[BEGIN]

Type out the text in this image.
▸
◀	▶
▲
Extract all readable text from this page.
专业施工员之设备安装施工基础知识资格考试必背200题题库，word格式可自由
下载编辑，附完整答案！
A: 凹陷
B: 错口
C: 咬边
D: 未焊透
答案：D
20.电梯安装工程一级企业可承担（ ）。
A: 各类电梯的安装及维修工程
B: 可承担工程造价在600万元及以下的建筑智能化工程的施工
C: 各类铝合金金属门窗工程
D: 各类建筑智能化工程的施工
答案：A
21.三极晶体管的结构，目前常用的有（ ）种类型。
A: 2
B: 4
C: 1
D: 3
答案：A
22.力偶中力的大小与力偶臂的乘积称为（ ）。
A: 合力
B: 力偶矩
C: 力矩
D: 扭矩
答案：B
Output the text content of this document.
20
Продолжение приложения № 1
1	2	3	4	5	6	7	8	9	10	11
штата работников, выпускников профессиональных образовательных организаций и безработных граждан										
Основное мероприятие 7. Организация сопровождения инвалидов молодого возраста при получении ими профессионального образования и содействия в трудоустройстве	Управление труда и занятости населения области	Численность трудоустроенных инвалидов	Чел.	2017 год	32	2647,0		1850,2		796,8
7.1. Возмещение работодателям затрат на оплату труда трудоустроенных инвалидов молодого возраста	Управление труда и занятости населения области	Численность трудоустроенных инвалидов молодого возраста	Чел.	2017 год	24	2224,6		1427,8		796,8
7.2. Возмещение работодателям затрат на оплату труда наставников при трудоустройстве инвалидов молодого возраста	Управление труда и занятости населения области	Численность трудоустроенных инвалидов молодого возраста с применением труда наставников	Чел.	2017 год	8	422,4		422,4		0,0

[END]

GOAL: Output each record exactly, leaving nothing out.

ANSWER TO THIS PROBLEM:
Type out the text in this image.
▸
◀	▶
▲
Extract all readable text from this page.
专业施工员之设备安装施工基础知识资格考试必背200题题库，word格式可自由
下载编辑，附完整答案！
A: 凹陷
B: 错口
C: 咬边
D: 未焊透
答案：D
20.电梯安装工程一级企业可承担（ ）。
A: 各类电梯的安装及维修工程
B: 可承担工程造价在600万元及以下的建筑智能化工程的施工
C: 各类铝合金金属门窗工程
D: 各类建筑智能化工程的施工
答案：A
21.三极晶体管的结构，目前常用的有（ ）种类型。
A: 2
B: 4
C: 1
D: 3
答案：A
22.力偶中力的大小与力偶臂的乘积称为（ ）。
A: 合力
B: 力偶矩
C: 力矩
D: 扭矩
答案：B
Output the text content of this document.
20
Продолжение приложения № 1
1	2	3	4	5	6	7	8	9	10	11
штата работников, выпускников профессиональных образовательных организаций и безработных граждан										
Основное мероприятие 7. Организация сопровождения инвалидов молодого возраста при получении ими профессионального образования и содействия в трудоустройстве	Управление труда и занятости населения области	Численность трудоустроенных инвалидов	Чел.	2017 год	32	2647,0		1850,2		796,8
7.1. Возмещение работодателям затрат на оплату труда трудоустроенных инвалидов молодого возраста	Управление труда и занятости населения области	Численность трудоустроенных инвалидов молодого возраста	Чел.	2017 год	24	2224,6		1427,8		796,8
7.2. Возмещение работодателям затрат на оплату труда наставников при трудоустройстве инвалидов молодого возраста	Управление труда и занятости населения области	Численность трудоустроенных инвалидов молодого возраста с применением труда наставников	Чел.	2017 год	8	422,4		422,4		0,0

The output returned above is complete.